**Written problem:**
Below is a listing. Gather each line of it that contains "this".

**Task material:**
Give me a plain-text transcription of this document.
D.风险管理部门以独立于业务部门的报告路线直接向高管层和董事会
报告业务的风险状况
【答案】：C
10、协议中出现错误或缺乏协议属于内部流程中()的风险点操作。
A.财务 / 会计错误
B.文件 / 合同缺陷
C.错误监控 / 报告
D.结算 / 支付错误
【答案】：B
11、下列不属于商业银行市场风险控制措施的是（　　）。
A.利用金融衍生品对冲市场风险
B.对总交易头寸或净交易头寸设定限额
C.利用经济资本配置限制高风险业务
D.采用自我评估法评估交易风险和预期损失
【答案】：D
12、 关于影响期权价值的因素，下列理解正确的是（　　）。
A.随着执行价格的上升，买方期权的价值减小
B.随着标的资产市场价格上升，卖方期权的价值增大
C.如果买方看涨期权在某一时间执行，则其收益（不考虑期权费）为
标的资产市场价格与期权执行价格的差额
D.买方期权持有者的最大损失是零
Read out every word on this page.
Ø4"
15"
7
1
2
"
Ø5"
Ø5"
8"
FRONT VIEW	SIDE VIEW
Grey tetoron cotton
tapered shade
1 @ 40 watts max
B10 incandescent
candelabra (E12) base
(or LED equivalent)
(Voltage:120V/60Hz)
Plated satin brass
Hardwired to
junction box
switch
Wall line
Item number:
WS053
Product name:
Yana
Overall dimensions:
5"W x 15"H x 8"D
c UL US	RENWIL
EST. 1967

**Finished answer:**
Give me a plain-text transcription of this document.
Read out every word on this page.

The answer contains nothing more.